Provide only the number of lines in the listing that contain the string "Read".

>> start Listing

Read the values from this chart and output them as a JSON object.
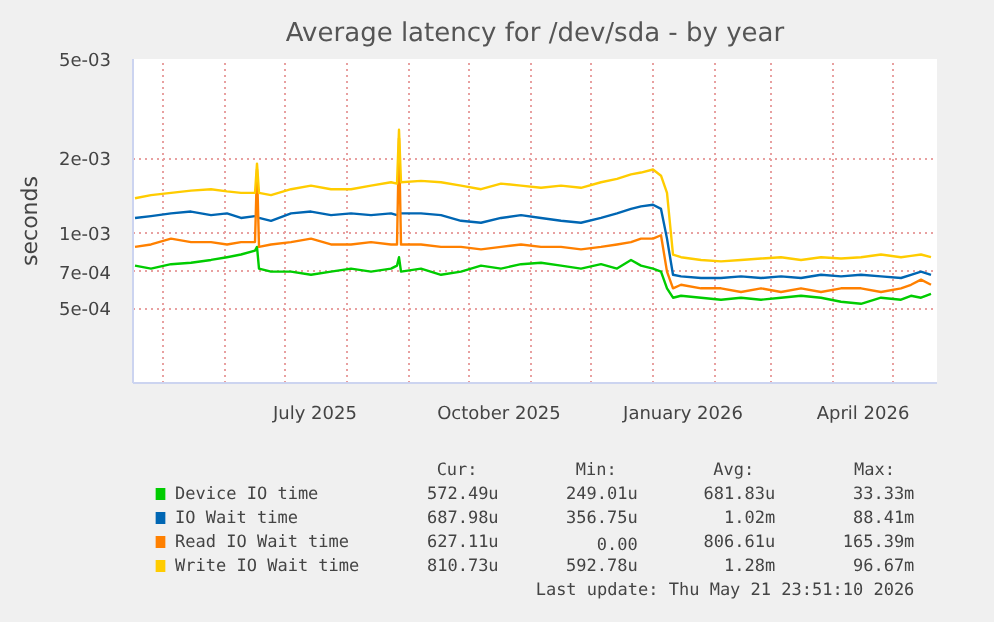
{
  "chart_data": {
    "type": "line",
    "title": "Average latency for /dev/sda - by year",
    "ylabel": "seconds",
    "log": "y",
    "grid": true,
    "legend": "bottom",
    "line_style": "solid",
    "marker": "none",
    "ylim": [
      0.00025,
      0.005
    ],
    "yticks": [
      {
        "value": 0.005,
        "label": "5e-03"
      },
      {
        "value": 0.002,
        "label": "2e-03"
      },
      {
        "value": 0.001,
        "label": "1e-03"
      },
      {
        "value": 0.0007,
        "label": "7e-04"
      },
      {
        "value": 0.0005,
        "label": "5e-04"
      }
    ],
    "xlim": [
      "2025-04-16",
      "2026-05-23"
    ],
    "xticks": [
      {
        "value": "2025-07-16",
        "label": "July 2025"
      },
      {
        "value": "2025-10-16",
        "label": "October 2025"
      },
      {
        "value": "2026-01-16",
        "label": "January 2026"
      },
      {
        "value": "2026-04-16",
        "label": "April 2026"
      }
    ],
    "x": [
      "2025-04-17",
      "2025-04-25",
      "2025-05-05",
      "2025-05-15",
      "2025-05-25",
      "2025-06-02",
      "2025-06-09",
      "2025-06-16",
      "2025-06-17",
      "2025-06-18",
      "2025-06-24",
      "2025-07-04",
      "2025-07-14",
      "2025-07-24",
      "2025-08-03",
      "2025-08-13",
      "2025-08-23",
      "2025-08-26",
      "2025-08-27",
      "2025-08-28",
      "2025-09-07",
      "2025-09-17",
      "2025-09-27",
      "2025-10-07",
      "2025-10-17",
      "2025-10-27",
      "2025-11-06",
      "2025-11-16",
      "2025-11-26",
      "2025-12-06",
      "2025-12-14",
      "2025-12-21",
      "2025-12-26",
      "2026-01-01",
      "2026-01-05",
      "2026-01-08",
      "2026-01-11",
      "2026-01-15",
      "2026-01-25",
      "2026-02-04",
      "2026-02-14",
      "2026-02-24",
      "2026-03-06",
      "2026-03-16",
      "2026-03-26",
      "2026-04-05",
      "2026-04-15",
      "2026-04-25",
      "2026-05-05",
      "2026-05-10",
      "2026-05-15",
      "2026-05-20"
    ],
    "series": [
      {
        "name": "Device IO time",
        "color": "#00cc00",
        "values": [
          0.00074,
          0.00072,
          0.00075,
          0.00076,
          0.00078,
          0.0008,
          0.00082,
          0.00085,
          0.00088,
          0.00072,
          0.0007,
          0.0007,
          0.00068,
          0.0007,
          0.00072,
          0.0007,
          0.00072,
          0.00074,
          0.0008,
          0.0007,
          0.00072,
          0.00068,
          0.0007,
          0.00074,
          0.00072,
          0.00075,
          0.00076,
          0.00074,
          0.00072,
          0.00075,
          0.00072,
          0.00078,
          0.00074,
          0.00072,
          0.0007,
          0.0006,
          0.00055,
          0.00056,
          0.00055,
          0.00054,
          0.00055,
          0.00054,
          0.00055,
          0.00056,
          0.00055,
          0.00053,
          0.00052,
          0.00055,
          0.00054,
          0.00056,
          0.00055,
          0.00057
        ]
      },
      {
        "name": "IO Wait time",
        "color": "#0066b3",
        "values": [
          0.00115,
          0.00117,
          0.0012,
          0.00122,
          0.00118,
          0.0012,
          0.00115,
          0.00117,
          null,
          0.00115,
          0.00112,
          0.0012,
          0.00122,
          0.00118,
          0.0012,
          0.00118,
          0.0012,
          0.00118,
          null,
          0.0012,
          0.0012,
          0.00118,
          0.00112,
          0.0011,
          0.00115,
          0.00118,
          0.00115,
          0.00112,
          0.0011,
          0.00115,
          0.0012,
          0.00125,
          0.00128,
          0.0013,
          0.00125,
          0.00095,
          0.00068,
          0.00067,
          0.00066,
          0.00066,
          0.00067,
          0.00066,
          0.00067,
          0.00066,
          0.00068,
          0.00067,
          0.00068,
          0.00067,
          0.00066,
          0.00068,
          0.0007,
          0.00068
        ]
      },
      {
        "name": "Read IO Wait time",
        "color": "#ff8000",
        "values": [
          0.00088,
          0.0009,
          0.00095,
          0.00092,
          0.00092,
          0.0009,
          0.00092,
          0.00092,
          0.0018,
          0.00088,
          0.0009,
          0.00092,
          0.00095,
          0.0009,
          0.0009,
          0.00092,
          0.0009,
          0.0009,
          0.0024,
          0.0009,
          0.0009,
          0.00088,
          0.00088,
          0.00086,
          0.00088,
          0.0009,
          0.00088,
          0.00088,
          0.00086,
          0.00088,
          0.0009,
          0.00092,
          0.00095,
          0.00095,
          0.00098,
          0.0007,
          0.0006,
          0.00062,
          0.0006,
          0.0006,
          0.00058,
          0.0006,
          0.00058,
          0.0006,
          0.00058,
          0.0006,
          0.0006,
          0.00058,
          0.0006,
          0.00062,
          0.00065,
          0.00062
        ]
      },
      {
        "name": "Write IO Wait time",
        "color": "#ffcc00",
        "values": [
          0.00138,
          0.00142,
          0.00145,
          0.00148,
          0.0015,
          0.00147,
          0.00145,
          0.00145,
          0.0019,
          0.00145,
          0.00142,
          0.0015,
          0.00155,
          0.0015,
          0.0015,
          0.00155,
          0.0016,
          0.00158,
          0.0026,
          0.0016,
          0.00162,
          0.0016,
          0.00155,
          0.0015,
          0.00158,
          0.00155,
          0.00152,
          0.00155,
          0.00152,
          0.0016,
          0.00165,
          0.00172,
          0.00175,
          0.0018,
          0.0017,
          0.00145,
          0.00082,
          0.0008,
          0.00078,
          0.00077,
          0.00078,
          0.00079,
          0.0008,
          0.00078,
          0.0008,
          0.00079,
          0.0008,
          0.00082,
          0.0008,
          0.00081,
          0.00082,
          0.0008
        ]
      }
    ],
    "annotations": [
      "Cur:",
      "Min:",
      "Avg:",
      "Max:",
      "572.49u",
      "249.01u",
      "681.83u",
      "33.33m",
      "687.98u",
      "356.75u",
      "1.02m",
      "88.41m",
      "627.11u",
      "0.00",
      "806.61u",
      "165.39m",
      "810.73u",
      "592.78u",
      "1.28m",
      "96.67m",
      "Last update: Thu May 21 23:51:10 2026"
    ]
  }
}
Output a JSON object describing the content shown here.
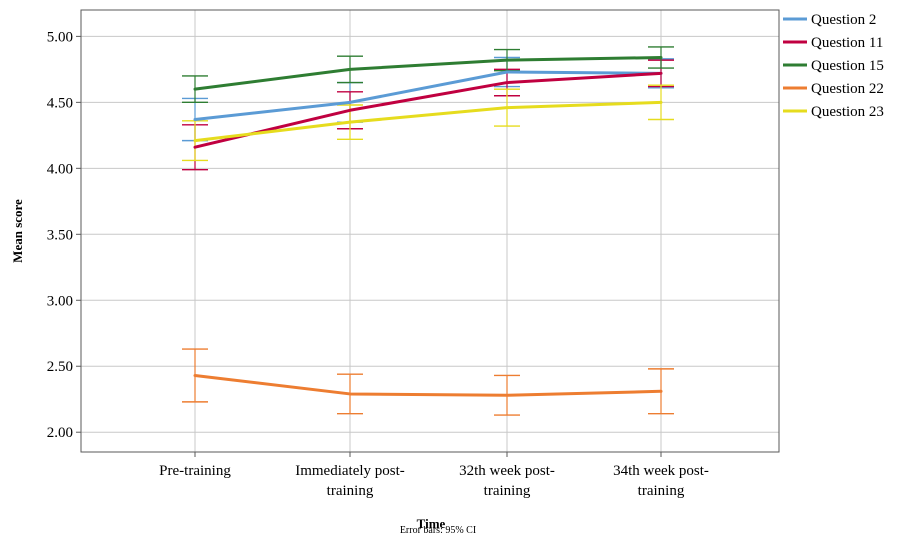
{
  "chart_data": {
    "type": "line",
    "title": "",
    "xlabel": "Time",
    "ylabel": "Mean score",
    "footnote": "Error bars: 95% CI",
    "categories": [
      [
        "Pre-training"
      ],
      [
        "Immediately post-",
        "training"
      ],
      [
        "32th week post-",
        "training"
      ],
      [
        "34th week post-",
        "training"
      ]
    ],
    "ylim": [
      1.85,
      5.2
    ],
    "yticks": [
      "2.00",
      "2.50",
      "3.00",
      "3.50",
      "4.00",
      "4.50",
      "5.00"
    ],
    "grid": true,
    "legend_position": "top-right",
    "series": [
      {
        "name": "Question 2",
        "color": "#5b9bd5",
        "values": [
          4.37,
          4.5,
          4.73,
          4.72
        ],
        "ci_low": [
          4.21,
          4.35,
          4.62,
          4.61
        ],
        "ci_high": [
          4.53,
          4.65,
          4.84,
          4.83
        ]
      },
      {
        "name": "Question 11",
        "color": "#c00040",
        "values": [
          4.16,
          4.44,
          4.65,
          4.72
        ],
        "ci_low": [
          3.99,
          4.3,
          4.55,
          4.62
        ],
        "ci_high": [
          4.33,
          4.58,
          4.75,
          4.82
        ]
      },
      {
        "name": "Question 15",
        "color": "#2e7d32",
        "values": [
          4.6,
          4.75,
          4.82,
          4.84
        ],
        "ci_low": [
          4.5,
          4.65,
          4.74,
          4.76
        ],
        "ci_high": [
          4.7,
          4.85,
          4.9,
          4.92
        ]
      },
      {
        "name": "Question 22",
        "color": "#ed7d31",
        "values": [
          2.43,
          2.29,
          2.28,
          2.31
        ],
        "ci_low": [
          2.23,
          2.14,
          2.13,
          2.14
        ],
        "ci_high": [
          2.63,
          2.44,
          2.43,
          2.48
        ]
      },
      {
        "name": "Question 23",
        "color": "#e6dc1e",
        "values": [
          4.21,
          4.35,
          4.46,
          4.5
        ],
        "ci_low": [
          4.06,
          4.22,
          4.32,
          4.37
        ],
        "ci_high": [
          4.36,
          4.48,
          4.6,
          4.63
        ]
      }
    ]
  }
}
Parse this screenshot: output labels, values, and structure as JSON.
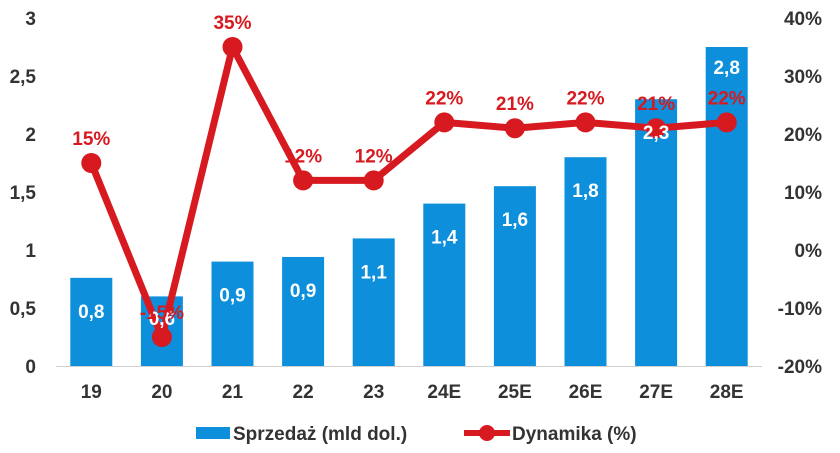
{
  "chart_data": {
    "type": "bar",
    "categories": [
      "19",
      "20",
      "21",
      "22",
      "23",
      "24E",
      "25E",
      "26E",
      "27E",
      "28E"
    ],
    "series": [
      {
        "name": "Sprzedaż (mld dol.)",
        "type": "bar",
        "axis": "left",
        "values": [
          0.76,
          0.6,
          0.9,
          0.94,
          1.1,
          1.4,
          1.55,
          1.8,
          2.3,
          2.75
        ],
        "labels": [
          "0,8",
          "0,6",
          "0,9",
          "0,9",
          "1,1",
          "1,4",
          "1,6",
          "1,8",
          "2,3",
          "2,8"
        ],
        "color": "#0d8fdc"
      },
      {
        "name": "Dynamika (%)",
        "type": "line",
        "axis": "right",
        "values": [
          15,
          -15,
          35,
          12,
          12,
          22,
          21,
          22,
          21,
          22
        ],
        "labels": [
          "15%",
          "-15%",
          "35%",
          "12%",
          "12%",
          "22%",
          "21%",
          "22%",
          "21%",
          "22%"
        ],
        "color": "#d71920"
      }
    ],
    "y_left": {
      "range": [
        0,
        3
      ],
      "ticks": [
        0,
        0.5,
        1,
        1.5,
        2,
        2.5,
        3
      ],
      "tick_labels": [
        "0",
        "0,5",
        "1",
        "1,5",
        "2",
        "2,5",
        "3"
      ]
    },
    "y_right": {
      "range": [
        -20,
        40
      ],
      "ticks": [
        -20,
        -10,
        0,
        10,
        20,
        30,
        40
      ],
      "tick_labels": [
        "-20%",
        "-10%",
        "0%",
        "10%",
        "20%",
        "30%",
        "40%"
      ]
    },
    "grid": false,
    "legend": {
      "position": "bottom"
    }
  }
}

>> end Listing

**Response to this exercise**
2